Bearbeite das folgende Material, indem du alle Zeilen erneut ausgibst und dabei überall „significance-bracket“ durch „significance-line“ ersetzt. Alles andere bleibt unverändert.

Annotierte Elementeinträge
□ □ □ □ □ □ □

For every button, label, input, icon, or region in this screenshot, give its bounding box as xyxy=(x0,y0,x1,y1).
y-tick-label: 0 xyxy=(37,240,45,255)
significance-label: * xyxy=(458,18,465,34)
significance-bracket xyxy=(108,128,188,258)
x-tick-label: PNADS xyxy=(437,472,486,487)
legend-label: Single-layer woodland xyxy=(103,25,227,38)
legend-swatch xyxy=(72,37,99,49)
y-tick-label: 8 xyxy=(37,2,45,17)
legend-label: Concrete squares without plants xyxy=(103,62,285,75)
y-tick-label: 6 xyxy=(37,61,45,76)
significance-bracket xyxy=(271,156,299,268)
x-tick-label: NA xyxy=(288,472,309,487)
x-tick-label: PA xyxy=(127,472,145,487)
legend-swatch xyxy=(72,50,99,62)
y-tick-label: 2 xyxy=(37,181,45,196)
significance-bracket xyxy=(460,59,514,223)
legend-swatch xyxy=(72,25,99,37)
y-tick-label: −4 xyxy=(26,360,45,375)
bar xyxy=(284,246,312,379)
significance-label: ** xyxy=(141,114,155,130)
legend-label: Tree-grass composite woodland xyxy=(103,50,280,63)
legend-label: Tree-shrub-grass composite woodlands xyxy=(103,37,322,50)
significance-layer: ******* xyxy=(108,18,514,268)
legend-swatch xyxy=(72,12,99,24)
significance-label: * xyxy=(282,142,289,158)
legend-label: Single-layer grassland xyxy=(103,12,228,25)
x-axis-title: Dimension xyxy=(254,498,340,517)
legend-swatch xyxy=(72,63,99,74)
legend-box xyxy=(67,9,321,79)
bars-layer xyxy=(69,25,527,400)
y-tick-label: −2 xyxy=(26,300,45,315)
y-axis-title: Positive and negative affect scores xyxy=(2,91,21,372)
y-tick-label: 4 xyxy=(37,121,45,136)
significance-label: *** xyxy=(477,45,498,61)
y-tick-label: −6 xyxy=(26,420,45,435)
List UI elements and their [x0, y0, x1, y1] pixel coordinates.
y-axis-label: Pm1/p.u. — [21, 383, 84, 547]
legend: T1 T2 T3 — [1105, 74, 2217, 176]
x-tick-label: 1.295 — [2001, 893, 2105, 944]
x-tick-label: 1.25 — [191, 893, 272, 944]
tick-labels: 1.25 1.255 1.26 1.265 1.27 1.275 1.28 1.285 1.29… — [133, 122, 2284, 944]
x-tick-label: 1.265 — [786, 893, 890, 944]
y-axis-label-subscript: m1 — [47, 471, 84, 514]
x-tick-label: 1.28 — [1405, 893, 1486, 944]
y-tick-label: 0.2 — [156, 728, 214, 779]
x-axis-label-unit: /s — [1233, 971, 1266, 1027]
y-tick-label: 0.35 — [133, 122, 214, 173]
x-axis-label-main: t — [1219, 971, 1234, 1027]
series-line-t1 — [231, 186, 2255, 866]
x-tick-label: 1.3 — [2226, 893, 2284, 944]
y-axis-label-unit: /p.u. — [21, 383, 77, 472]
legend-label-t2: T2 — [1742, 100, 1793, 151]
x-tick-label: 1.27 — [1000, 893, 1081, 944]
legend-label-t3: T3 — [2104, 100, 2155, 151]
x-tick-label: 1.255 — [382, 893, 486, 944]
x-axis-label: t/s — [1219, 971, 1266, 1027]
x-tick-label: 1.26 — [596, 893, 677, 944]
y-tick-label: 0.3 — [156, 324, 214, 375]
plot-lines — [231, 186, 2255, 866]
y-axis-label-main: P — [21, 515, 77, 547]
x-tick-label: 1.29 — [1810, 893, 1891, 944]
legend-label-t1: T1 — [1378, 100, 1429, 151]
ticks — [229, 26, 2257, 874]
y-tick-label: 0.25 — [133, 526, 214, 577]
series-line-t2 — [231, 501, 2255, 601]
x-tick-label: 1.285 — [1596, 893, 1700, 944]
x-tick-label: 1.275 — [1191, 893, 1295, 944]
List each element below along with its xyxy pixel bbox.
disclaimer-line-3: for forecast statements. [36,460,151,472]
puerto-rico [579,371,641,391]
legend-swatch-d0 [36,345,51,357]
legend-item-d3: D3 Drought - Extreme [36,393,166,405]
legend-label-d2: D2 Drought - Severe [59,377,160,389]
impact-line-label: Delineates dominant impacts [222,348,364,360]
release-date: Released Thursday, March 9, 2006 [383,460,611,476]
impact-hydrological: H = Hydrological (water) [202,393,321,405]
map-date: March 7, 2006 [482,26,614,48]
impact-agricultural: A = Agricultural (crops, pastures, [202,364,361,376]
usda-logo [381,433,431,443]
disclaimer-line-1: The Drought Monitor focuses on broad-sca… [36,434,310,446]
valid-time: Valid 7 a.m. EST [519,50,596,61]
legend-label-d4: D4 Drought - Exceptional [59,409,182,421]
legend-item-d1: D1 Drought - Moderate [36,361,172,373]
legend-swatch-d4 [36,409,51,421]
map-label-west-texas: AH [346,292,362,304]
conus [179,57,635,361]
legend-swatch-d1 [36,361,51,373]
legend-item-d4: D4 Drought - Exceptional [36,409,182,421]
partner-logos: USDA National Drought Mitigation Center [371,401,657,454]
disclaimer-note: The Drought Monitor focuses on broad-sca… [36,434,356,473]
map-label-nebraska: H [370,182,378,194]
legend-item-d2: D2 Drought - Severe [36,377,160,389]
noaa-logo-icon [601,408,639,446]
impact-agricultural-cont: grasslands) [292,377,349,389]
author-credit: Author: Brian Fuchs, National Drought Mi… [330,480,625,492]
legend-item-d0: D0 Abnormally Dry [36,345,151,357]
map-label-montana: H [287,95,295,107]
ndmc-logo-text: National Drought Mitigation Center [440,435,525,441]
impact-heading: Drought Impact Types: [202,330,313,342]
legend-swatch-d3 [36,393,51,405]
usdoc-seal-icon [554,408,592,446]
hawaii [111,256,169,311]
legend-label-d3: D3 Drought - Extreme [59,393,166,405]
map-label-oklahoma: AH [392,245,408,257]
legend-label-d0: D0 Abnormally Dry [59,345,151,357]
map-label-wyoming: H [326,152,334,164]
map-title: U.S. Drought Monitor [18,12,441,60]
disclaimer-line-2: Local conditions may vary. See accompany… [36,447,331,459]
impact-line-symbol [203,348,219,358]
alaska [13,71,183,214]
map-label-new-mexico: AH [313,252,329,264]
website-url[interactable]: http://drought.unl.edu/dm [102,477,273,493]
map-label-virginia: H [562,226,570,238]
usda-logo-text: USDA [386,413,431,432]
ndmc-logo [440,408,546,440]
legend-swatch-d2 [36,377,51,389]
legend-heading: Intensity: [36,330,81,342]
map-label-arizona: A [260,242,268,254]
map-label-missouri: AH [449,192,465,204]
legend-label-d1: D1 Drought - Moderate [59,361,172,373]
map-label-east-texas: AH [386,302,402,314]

□ □ □ □ □ □ □

ERGEBNIS DER ÜBUNG ->
For every button, label, input, icon, or region in this screenshot, give its bounding box as xyxy=(x0,y0,x1,y1).
y-tick-label: 0 xyxy=(37,240,45,255)
significance-label: * xyxy=(458,18,465,34)
significance-line xyxy=(108,128,188,258)
x-tick-label: PNADS xyxy=(437,472,486,487)
legend-label: Single-layer woodland xyxy=(103,25,227,38)
legend-swatch xyxy=(72,37,99,49)
y-tick-label: 8 xyxy=(37,2,45,17)
legend-label: Concrete squares without plants xyxy=(103,62,285,75)
y-tick-label: 6 xyxy=(37,61,45,76)
significance-line xyxy=(271,156,299,268)
x-tick-label: NA xyxy=(288,472,309,487)
x-tick-label: PA xyxy=(127,472,145,487)
legend-swatch xyxy=(72,50,99,62)
y-tick-label: 2 xyxy=(37,181,45,196)
significance-line xyxy=(460,59,514,223)
legend-swatch xyxy=(72,25,99,37)
y-tick-label: −4 xyxy=(26,360,45,375)
bar xyxy=(284,246,312,379)
significance-label: ** xyxy=(141,114,155,130)
legend-label: Tree-grass composite woodland xyxy=(103,50,280,63)
legend-label: Tree-shrub-grass composite woodlands xyxy=(103,37,322,50)
significance-layer: ******* xyxy=(108,18,514,268)
legend-swatch xyxy=(72,12,99,24)
significance-label: * xyxy=(282,142,289,158)
legend-label: Single-layer grassland xyxy=(103,12,228,25)
x-axis-title: Dimension xyxy=(254,498,340,517)
legend-swatch xyxy=(72,63,99,74)
legend-box xyxy=(67,9,321,79)
bars-layer xyxy=(69,25,527,400)
y-tick-label: −2 xyxy=(26,300,45,315)
y-axis-title: Positive and negative affect scores xyxy=(2,91,21,372)
y-tick-label: 4 xyxy=(37,121,45,136)
significance-label: *** xyxy=(477,45,498,61)
y-tick-label: −6 xyxy=(26,420,45,435)
List UI elements and their [x0, y0, x1, y1] pixel coordinates.
y-axis-label: Pm1/p.u. — [21, 383, 84, 547]
legend: T1 T2 T3 — [1105, 74, 2217, 176]
x-tick-label: 1.295 — [2001, 893, 2105, 944]
x-tick-label: 1.25 — [191, 893, 272, 944]
tick-labels: 1.25 1.255 1.26 1.265 1.27 1.275 1.28 1.285 1.29… — [133, 122, 2284, 944]
x-tick-label: 1.265 — [786, 893, 890, 944]
y-axis-label-subscript: m1 — [47, 471, 84, 514]
x-tick-label: 1.28 — [1405, 893, 1486, 944]
y-tick-label: 0.2 — [156, 728, 214, 779]
x-axis-label-unit: /s — [1233, 971, 1266, 1027]
y-tick-label: 0.35 — [133, 122, 214, 173]
x-axis-label-main: t — [1219, 971, 1234, 1027]
series-line-t1 — [231, 186, 2255, 866]
x-tick-label: 1.3 — [2226, 893, 2284, 944]
y-axis-label-unit: /p.u. — [21, 383, 77, 472]
legend-label-t2: T2 — [1742, 100, 1793, 151]
x-tick-label: 1.27 — [1000, 893, 1081, 944]
legend-label-t3: T3 — [2104, 100, 2155, 151]
x-tick-label: 1.255 — [382, 893, 486, 944]
x-axis-label: t/s — [1219, 971, 1266, 1027]
x-tick-label: 1.26 — [596, 893, 677, 944]
y-tick-label: 0.3 — [156, 324, 214, 375]
plot-lines — [231, 186, 2255, 866]
y-axis-label-main: P — [21, 515, 77, 547]
x-tick-label: 1.29 — [1810, 893, 1891, 944]
legend-label-t1: T1 — [1378, 100, 1429, 151]
ticks — [229, 26, 2257, 874]
y-tick-label: 0.25 — [133, 526, 214, 577]
series-line-t2 — [231, 501, 2255, 601]
x-tick-label: 1.285 — [1596, 893, 1700, 944]
x-tick-label: 1.275 — [1191, 893, 1295, 944]
List each element below along with its xyxy pixel bbox.
disclaimer-line-3: for forecast statements. [36,460,151,472]
puerto-rico [579,371,641,391]
legend-swatch-d0 [36,345,51,357]
legend-item-d3: D3 Drought - Extreme [36,393,166,405]
legend-label-d2: D2 Drought - Severe [59,377,160,389]
impact-line-label: Delineates dominant impacts [222,348,364,360]
release-date: Released Thursday, March 9, 2006 [383,460,611,476]
impact-hydrological: H = Hydrological (water) [202,393,321,405]
map-date: March 7, 2006 [482,26,614,48]
impact-agricultural: A = Agricultural (crops, pastures, [202,364,361,376]
usda-logo [381,433,431,443]
disclaimer-line-1: The Drought Monitor focuses on broad-sca… [36,434,310,446]
valid-time: Valid 7 a.m. EST [519,50,596,61]
legend-label-d4: D4 Drought - Exceptional [59,409,182,421]
legend-item-d1: D1 Drought - Moderate [36,361,172,373]
legend-swatch-d4 [36,409,51,421]
map-label-west-texas: AH [346,292,362,304]
conus [179,57,635,361]
legend-swatch-d1 [36,361,51,373]
legend-item-d4: D4 Drought - Exceptional [36,409,182,421]
partner-logos: USDA National Drought Mitigation Center [371,401,657,454]
disclaimer-note: The Drought Monitor focuses on broad-sca… [36,434,356,473]
map-label-nebraska: H [370,182,378,194]
legend-item-d2: D2 Drought - Severe [36,377,160,389]
noaa-logo-icon [601,408,639,446]
impact-agricultural-cont: grasslands) [292,377,349,389]
author-credit: Author: Brian Fuchs, National Drought Mi… [330,480,625,492]
legend-item-d0: D0 Abnormally Dry [36,345,151,357]
map-label-montana: H [287,95,295,107]
ndmc-logo-text: National Drought Mitigation Center [440,435,525,441]
impact-heading: Drought Impact Types: [202,330,313,342]
legend-swatch-d3 [36,393,51,405]
usdoc-seal-icon [554,408,592,446]
hawaii [111,256,169,311]
legend-label-d3: D3 Drought - Extreme [59,393,166,405]
map-label-oklahoma: AH [392,245,408,257]
legend-label-d0: D0 Abnormally Dry [59,345,151,357]
map-label-wyoming: H [326,152,334,164]
map-title: U.S. Drought Monitor [18,12,441,60]
disclaimer-line-2: Local conditions may vary. See accompany… [36,447,331,459]
impact-line-symbol [203,348,219,358]
alaska [13,71,183,214]
map-label-new-mexico: AH [313,252,329,264]
website-url[interactable]: http://drought.unl.edu/dm [102,477,273,493]
map-label-virginia: H [562,226,570,238]
usda-logo-text: USDA [386,413,431,432]
ndmc-logo [440,408,546,440]
legend-swatch-d2 [36,377,51,389]
legend-heading: Intensity: [36,330,81,342]
map-label-arizona: A [260,242,268,254]
map-label-missouri: AH [449,192,465,204]
legend-label-d1: D1 Drought - Moderate [59,361,172,373]
map-label-east-texas: AH [386,302,402,314]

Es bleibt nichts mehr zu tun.